Take every line that has the string "Read" and copy it out.

--- Start GIVEN RECORDS ---

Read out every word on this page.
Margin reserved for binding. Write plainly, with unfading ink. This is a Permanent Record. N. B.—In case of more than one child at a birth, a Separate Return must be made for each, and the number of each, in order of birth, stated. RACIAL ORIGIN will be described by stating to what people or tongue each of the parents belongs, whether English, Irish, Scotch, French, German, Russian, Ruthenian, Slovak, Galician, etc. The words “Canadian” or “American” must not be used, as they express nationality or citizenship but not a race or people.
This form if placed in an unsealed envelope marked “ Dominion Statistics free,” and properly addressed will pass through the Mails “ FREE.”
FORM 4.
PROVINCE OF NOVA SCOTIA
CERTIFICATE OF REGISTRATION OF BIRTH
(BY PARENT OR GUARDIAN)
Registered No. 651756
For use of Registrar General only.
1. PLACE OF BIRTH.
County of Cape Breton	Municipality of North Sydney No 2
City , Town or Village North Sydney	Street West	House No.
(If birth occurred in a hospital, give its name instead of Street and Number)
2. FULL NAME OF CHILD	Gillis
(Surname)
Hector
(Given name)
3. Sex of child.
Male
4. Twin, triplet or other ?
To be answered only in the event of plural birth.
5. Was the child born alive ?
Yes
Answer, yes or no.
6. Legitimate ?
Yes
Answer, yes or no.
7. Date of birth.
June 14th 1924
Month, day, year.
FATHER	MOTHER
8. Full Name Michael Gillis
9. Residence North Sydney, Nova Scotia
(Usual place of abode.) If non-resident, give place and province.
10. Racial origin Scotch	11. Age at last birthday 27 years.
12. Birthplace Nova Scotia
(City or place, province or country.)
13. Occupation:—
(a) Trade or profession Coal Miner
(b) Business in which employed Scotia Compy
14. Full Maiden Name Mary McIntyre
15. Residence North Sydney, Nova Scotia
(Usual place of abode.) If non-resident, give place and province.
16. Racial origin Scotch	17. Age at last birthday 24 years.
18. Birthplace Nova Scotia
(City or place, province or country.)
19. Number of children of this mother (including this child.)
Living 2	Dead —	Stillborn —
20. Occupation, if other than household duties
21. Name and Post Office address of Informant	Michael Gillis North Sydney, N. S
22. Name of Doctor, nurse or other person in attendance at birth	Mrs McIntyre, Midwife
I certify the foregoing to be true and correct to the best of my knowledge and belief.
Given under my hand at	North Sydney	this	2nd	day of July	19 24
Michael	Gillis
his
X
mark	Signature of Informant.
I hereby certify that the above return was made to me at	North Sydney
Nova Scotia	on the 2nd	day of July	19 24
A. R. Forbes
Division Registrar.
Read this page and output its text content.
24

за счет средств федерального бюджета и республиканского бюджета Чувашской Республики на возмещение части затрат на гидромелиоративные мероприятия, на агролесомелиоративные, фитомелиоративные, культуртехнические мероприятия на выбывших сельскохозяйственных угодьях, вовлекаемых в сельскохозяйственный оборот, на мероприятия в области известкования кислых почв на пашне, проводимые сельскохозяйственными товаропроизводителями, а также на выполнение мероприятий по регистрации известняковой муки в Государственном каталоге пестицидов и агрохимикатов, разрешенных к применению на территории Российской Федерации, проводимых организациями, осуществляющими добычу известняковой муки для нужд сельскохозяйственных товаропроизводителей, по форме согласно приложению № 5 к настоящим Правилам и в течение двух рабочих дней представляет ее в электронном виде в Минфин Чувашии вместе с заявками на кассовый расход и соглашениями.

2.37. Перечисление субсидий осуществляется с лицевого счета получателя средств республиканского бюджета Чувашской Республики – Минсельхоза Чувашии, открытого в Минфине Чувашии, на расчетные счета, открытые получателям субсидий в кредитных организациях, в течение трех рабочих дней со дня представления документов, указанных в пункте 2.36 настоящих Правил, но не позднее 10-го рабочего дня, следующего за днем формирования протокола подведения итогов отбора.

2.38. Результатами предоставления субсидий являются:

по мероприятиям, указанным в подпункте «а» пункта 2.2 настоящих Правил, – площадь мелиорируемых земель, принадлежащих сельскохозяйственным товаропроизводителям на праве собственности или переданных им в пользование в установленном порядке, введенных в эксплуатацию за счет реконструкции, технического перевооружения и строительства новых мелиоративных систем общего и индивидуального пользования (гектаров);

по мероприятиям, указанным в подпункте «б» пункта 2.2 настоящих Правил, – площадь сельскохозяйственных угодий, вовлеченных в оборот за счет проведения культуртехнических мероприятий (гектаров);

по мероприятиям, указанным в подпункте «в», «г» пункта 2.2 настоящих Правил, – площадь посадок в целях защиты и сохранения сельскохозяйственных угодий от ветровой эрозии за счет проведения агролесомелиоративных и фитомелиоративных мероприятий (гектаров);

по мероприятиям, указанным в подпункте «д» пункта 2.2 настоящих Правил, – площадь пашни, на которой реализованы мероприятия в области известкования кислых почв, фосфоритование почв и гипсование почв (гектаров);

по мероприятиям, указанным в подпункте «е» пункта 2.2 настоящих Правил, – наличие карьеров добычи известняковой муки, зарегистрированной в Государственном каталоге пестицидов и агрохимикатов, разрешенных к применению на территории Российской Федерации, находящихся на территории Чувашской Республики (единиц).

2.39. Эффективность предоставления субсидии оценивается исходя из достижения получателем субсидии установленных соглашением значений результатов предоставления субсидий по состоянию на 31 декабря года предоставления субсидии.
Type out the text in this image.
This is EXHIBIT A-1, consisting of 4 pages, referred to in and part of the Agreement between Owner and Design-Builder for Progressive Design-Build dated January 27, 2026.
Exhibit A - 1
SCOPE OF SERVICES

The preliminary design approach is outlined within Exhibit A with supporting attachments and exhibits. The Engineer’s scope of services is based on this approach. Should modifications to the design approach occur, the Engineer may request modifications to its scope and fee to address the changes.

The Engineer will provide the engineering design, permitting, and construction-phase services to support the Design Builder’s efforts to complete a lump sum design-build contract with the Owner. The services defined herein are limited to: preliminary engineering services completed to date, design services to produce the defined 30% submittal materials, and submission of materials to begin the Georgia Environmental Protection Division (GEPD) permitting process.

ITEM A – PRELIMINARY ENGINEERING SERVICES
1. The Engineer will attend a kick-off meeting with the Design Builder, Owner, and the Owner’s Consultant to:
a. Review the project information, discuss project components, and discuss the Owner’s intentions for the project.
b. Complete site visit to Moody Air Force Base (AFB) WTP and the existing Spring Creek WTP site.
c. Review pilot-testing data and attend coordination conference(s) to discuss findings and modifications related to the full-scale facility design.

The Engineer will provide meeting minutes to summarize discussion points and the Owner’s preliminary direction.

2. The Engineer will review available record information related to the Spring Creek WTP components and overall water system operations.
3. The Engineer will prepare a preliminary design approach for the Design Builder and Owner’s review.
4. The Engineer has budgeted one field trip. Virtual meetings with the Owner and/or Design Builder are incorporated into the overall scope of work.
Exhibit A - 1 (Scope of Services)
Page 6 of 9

--- End GIVEN RECORDS ---

COMPLETE OUTPUT ▸
Read out every word on this page.
Read this page and output its text content.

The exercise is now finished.